## BEGIN Excerpt

# Carrier AC Outside Fan Will Not Turn ON



## Galaga1 (May 15, 2013)

Any help is appreciated.  The motor fan to my outside AC unit will not turn on.  I had the capacitor checked, and it is OK.  What is my next step.  Is the motor fan bad?

Thanks,

J Grabowski


----------



## lloyd (May 15, 2013)

Check the fan motor to see if it's warm/hot. If it's hot replace, it.


----------



## kok328 (May 15, 2013)

Stupid question but, is the circuit breaker "on" for the outside unit?
Does the compressor come on but, not the fan?
Do you have a volt/ohm meter to perform some simple tests that will allow us to further assist you?


----------



## dthornton (May 15, 2013)

You can also stick (CAREFULLY!) a screwdriver down through the guard and see if the fan blade will turn. Mine didn't - it was frozen up. However, you could hear the compressor run. I had my plumber/HVAC replace the fan and the unit cools just fine. Cost me $100 (as opposed to $1500+ for a new unit.


----------



## Galaga1 (May 16, 2013)

Yes Sir the breaker is on.  The fan moves freely in both directions.  I do have a voltage meter.  A few questions.  I had a new furnace put in 4 months ago, and the burner has leaked oil from day one.  A factory rep. is coming out to my house next week to access the problem.  Could this have anything to do with my outside fan not turning on?  Should I press in the contractor plunger to see if the fan and compressor will turn on, and should I have the safety swtich in the ON position that is located near the outside unit?  The compressor was also warm to the touch, and I did not have the unit on.  Is this normal?  Sorry, for the long response, but I needed to give you an overview of what has been going on.

Thanks,

jay Grabowski


----------



## oldognewtrick (May 16, 2013)

## END Excerpt
## BEGIN Extracted material

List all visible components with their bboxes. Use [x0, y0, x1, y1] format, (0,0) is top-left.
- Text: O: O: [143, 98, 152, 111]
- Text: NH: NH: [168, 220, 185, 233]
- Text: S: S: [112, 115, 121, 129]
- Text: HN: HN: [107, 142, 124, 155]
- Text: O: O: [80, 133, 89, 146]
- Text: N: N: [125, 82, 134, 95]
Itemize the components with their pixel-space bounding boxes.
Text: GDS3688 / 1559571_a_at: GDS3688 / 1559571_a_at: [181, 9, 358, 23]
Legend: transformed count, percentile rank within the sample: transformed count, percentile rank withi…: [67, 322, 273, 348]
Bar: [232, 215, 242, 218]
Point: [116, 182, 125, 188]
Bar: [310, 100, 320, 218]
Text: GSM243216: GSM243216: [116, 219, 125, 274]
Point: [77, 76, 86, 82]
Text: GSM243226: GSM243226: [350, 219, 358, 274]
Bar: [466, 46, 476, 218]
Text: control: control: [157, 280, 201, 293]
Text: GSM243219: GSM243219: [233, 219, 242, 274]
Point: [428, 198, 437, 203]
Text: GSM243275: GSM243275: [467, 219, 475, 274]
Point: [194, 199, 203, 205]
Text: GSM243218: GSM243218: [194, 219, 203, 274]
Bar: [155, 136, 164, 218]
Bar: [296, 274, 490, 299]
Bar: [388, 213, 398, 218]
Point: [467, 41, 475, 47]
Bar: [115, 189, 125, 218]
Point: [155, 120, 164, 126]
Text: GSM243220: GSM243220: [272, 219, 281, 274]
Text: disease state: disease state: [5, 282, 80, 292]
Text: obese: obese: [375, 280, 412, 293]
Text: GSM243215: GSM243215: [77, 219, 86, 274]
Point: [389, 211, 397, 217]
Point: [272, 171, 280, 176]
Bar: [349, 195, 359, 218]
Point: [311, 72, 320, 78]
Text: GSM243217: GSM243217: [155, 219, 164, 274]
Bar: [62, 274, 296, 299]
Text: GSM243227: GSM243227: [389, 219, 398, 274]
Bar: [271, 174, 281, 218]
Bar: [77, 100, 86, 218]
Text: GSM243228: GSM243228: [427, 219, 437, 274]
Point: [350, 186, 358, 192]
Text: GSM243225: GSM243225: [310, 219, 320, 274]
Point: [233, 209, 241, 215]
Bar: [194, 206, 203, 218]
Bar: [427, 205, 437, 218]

## END Extracted material

**Required work**
1. Name every distinct username that heads a post in the forum thread.
2. Using the forum thread, answer each question:
(a) What did dthornton pay to have the fan replaced?
(b) How long before the May 16 post had Galaga1's new furnace been put in?
(c) According to lloyd, what should be done if the fan motor is hot?
3. Print the part of the forum thread that opens with the words containing "Stupid question but, is" and closes with "further assist you?".
Rely solely on the forum thread, not on the listing.

**Solutions**
1. Galaga1, lloyd, kok328, dthornton, oldognewtrick

2.
(a) $100
(b) 4 months
(c) Replace it.

3.
Stupid question but, is the circuit breaker "on" for the outside unit?
Does the compressor come on but, not the fan?
Do you have a volt/ohm meter to perform some simple tests that will allow us to further assist you?